■ **Records for this task**
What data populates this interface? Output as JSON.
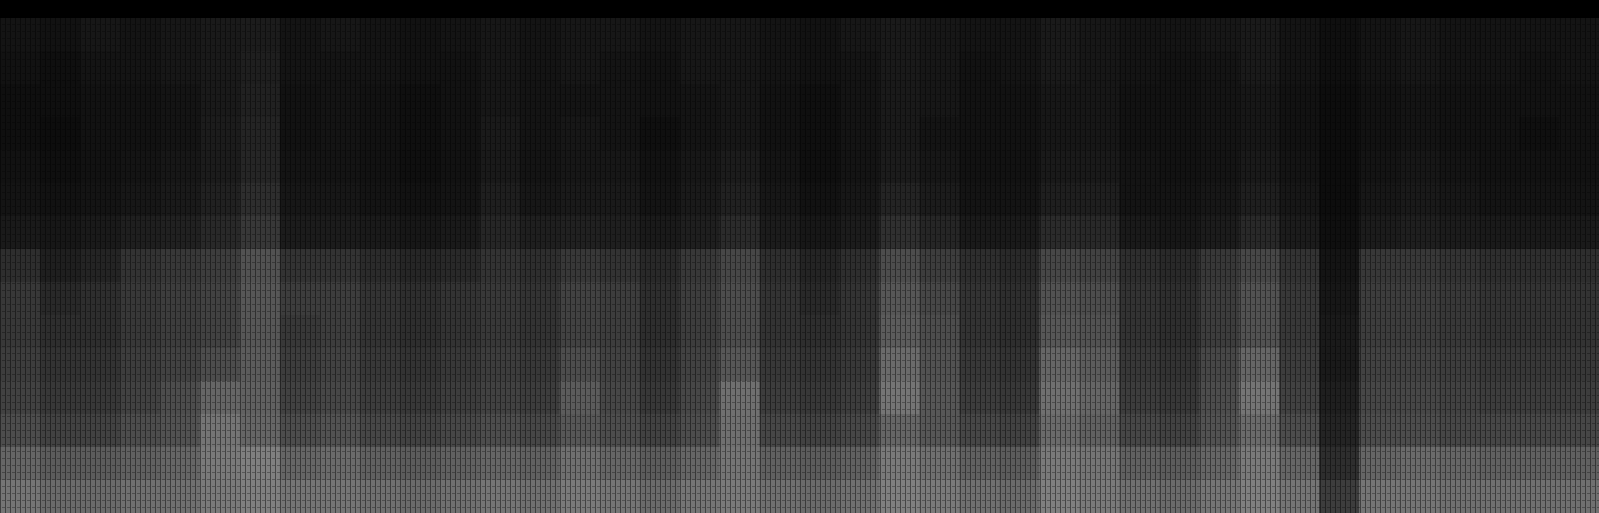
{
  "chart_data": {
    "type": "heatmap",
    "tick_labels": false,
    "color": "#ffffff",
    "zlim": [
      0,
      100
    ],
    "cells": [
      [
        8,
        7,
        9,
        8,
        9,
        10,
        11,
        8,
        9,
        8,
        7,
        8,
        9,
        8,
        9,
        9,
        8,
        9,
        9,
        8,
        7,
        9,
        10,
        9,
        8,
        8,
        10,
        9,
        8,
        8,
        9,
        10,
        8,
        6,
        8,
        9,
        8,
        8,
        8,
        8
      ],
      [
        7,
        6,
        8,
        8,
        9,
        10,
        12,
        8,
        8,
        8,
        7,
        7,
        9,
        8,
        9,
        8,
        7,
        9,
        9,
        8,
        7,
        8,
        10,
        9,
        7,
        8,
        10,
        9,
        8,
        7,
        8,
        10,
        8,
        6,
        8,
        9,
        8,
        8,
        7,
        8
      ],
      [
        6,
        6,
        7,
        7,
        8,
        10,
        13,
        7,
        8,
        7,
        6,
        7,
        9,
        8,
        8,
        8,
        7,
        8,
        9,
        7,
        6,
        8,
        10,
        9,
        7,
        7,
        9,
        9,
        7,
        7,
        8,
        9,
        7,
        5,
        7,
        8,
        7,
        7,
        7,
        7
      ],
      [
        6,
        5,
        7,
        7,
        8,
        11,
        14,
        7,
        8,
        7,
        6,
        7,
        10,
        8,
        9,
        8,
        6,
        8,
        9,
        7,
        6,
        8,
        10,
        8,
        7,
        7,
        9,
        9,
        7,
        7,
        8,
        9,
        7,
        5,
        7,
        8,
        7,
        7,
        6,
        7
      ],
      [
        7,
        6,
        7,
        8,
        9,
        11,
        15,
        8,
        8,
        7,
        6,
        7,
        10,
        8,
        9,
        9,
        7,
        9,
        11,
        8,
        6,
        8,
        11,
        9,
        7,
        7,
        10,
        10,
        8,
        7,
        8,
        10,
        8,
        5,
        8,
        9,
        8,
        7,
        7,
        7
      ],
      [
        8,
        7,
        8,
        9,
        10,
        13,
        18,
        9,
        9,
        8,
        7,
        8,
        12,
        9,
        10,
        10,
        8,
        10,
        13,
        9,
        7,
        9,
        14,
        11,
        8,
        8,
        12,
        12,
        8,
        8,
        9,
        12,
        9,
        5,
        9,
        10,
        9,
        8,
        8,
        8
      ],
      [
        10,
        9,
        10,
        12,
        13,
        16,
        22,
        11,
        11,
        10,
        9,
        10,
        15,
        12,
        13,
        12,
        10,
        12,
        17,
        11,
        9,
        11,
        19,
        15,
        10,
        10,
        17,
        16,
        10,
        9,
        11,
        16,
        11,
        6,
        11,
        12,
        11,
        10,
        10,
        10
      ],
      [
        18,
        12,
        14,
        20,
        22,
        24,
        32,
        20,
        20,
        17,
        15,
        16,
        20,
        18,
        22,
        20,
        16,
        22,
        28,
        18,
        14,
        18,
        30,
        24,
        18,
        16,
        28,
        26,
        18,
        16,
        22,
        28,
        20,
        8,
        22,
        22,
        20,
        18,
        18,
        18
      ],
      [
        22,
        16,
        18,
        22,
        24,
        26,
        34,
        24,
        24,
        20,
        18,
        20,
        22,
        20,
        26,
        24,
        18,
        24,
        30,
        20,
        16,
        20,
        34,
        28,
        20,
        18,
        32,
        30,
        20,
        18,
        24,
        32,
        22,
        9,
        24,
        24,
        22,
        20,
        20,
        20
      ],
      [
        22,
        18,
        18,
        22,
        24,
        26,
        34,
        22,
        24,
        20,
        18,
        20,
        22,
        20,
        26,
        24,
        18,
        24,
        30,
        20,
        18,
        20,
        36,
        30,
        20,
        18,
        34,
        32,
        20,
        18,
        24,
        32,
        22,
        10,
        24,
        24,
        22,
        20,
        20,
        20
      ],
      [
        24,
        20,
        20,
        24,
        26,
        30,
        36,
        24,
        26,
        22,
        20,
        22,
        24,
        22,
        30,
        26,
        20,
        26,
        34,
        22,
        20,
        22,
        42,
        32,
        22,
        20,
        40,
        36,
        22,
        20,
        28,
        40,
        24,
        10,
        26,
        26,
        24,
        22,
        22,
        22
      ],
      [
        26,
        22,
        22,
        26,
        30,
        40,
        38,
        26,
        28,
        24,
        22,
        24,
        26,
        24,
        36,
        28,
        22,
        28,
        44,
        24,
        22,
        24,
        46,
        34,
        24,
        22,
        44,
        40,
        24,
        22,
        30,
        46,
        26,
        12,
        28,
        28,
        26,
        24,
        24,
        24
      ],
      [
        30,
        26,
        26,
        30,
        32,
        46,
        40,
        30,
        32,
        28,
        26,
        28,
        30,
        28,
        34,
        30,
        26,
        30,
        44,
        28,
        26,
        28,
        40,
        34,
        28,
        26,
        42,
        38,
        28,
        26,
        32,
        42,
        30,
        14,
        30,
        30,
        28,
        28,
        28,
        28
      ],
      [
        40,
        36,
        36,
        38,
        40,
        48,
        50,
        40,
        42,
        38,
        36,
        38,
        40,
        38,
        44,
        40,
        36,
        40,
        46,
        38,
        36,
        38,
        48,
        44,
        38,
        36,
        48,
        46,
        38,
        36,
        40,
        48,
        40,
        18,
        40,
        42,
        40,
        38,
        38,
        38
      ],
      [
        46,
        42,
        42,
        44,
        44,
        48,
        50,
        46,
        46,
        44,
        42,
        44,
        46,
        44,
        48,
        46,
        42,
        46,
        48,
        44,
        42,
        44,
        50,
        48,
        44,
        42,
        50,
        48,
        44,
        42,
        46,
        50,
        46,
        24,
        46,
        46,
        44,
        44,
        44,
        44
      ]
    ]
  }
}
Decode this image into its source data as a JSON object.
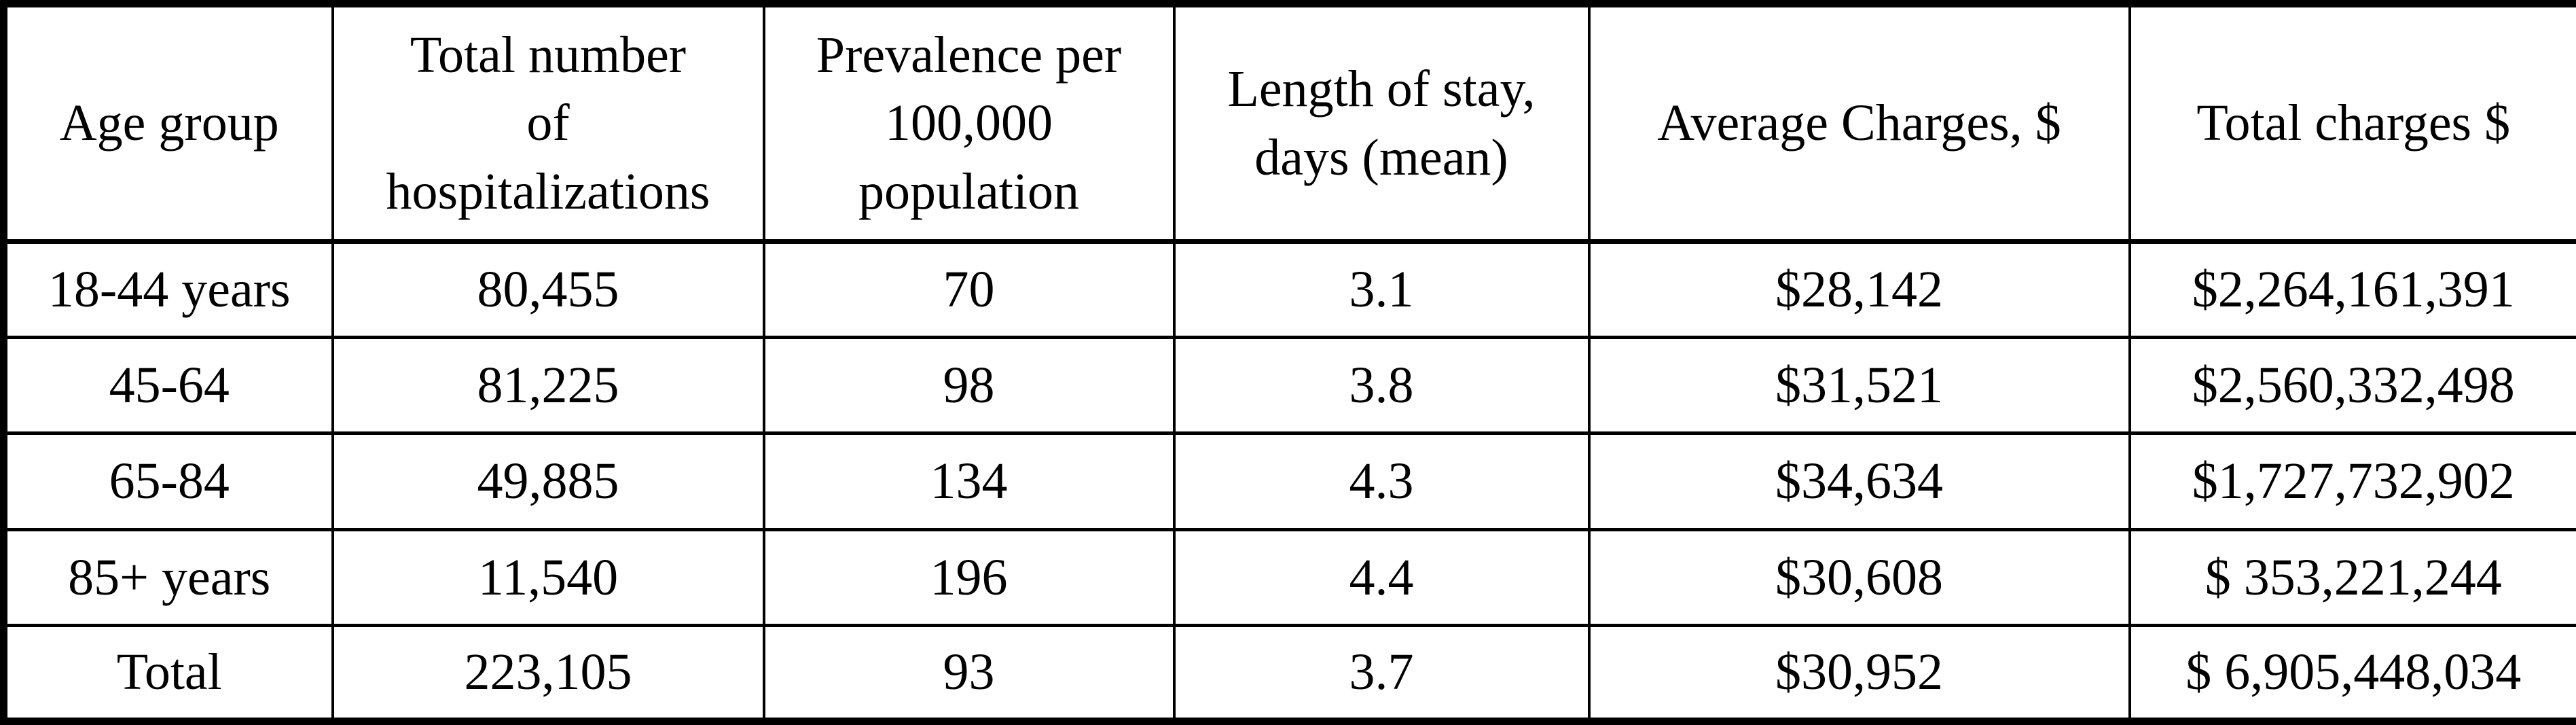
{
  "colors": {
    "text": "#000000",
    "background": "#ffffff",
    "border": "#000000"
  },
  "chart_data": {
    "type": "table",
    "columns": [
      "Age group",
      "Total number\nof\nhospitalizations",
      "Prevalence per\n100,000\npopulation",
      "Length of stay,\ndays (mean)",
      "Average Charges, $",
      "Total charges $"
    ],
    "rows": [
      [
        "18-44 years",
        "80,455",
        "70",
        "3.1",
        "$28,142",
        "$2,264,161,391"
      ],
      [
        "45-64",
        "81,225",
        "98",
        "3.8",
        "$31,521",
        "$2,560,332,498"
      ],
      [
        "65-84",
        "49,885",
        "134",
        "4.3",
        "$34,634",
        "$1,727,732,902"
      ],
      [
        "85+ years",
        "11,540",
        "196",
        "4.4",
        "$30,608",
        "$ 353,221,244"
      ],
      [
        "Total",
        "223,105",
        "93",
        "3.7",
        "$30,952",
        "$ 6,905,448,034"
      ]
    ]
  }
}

■ **Written instruction**
In the records above, locate the line containing "Decode this image", then copy exactly that line and every line after it through the end, omitting pictures.

■ **Reply to the task**
Decode this image into its source data as a JSON object.
{
  "colors": {
    "text": "#000000",
    "background": "#ffffff",
    "border": "#000000"
  },
  "chart_data": {
    "type": "table",
    "columns": [
      "Age group",
      "Total number\nof\nhospitalizations",
      "Prevalence per\n100,000\npopulation",
      "Length of stay,\ndays (mean)",
      "Average Charges, $",
      "Total charges $"
    ],
    "rows": [
      [
        "18-44 years",
        "80,455",
        "70",
        "3.1",
        "$28,142",
        "$2,264,161,391"
      ],
      [
        "45-64",
        "81,225",
        "98",
        "3.8",
        "$31,521",
        "$2,560,332,498"
      ],
      [
        "65-84",
        "49,885",
        "134",
        "4.3",
        "$34,634",
        "$1,727,732,902"
      ],
      [
        "85+ years",
        "11,540",
        "196",
        "4.4",
        "$30,608",
        "$ 353,221,244"
      ],
      [
        "Total",
        "223,105",
        "93",
        "3.7",
        "$30,952",
        "$ 6,905,448,034"
      ]
    ]
  }
}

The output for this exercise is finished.